Exercise objective: Copy out every line in the entries below that includes "intérêts".

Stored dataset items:
+--
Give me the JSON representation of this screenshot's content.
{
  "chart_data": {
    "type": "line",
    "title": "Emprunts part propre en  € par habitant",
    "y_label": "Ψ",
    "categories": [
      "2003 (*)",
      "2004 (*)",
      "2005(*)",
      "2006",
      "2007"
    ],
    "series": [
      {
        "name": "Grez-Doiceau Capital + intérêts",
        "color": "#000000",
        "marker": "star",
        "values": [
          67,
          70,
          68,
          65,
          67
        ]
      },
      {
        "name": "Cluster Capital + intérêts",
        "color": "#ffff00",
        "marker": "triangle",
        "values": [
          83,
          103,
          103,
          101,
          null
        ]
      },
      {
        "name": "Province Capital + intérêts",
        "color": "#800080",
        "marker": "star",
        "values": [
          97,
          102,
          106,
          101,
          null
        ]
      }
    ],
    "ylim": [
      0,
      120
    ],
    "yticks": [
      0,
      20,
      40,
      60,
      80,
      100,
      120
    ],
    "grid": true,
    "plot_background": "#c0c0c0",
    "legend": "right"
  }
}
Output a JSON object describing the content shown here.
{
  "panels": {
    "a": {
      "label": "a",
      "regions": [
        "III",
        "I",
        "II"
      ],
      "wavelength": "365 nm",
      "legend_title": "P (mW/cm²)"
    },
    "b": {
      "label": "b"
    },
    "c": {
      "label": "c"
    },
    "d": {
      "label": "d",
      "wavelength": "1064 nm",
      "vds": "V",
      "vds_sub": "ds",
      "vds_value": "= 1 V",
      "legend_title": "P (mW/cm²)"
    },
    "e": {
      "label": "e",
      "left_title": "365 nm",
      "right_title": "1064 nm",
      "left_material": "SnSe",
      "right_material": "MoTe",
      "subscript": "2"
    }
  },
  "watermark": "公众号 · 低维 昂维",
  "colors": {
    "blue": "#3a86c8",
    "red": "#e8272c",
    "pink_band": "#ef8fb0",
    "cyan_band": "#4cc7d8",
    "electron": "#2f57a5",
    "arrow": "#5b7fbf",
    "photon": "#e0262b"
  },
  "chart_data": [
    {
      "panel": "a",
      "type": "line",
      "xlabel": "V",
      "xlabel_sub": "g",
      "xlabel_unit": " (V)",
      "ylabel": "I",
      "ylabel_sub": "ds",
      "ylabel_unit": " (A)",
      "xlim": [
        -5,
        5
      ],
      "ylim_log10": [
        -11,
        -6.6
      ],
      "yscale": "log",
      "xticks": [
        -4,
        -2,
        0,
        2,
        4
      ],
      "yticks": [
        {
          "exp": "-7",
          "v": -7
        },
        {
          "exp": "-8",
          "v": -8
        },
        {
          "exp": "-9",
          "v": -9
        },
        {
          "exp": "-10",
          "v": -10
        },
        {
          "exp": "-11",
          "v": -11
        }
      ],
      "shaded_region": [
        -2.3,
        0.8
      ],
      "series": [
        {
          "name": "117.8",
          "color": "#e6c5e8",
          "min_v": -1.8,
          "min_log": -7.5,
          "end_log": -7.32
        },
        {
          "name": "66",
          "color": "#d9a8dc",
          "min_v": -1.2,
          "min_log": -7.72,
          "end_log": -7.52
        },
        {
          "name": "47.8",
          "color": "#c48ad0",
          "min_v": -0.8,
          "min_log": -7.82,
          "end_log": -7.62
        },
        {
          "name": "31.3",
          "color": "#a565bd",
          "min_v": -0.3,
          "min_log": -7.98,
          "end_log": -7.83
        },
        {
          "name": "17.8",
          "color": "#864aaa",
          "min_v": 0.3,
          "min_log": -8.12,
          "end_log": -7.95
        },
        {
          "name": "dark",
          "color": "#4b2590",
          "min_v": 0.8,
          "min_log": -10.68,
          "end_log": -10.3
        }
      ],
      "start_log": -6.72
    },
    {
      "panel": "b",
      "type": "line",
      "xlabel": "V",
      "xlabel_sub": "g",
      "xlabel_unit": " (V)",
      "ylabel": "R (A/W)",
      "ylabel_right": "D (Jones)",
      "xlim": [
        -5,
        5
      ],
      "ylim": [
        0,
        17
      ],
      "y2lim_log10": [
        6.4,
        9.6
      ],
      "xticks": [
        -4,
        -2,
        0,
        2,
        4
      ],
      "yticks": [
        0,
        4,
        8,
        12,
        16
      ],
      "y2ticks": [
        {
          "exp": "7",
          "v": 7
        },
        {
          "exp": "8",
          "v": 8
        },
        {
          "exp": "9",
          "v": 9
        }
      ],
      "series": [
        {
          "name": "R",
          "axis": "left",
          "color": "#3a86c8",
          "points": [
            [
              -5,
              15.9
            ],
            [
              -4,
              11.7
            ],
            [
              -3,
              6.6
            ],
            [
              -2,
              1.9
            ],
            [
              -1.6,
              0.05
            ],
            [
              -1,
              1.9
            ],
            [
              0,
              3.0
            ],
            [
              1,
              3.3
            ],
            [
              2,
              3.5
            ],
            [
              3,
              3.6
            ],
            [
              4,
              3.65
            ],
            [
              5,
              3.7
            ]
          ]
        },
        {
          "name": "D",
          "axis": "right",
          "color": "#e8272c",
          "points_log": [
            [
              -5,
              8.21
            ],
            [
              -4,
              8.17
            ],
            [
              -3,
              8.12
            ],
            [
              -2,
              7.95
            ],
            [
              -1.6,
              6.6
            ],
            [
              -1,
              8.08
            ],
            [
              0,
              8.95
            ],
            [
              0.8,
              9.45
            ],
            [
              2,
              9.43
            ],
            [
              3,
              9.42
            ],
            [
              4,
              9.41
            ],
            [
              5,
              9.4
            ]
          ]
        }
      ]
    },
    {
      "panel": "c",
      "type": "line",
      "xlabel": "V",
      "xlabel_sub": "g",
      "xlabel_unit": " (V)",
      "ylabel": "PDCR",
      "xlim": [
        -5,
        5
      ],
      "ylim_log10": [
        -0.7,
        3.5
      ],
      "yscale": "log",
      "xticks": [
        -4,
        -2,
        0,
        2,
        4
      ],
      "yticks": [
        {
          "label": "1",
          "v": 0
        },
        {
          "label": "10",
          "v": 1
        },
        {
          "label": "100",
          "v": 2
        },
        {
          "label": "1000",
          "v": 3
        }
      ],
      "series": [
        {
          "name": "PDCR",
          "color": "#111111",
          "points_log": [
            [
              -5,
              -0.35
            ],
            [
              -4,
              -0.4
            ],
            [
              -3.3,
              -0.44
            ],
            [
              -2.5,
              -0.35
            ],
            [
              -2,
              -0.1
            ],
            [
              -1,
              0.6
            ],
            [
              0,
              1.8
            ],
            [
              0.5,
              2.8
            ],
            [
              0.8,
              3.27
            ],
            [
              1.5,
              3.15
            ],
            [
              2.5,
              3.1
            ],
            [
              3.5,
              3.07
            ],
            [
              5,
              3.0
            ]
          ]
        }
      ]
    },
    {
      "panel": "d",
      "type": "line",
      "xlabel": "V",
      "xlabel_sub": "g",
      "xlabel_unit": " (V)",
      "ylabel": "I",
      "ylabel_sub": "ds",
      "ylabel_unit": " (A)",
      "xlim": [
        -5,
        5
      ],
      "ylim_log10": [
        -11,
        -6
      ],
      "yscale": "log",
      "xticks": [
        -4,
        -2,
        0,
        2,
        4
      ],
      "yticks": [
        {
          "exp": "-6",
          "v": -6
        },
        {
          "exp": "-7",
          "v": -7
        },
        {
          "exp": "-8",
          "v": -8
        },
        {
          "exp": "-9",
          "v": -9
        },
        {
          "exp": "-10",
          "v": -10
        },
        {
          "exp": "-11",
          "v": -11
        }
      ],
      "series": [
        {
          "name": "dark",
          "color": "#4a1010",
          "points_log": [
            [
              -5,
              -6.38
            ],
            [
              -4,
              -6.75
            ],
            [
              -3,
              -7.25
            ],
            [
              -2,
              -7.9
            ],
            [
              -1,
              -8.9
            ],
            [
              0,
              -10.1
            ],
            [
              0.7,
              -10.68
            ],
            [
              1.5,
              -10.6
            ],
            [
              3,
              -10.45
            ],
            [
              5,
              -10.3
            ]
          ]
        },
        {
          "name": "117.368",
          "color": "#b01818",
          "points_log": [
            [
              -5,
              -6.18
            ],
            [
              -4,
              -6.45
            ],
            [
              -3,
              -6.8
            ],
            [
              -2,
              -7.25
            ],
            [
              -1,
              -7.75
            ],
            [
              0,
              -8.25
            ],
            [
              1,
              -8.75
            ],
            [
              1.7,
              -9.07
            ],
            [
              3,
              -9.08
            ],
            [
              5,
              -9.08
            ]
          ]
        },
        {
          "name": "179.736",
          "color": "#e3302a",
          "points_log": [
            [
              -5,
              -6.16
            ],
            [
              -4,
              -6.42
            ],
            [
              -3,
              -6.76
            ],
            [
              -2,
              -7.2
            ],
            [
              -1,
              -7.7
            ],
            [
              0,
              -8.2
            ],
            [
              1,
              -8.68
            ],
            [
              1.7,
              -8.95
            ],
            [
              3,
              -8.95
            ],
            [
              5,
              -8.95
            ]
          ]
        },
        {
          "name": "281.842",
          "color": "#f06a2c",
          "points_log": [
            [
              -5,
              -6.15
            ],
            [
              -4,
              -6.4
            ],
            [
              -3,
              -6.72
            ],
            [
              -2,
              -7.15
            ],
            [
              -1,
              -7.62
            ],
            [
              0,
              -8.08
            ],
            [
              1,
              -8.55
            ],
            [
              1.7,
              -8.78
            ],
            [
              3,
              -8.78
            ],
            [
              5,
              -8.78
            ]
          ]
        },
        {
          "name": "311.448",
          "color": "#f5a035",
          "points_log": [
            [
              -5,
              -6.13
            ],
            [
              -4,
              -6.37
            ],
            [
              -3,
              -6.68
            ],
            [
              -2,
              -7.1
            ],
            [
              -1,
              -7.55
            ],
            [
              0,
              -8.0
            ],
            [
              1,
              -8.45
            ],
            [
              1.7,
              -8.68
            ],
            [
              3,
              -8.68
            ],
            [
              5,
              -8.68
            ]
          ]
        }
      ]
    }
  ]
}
+--
Answer:
        "name": "Grez-Doiceau Capital + intérêts",
        "name": "Cluster Capital + intérêts",
        "name": "Province Capital + intérêts",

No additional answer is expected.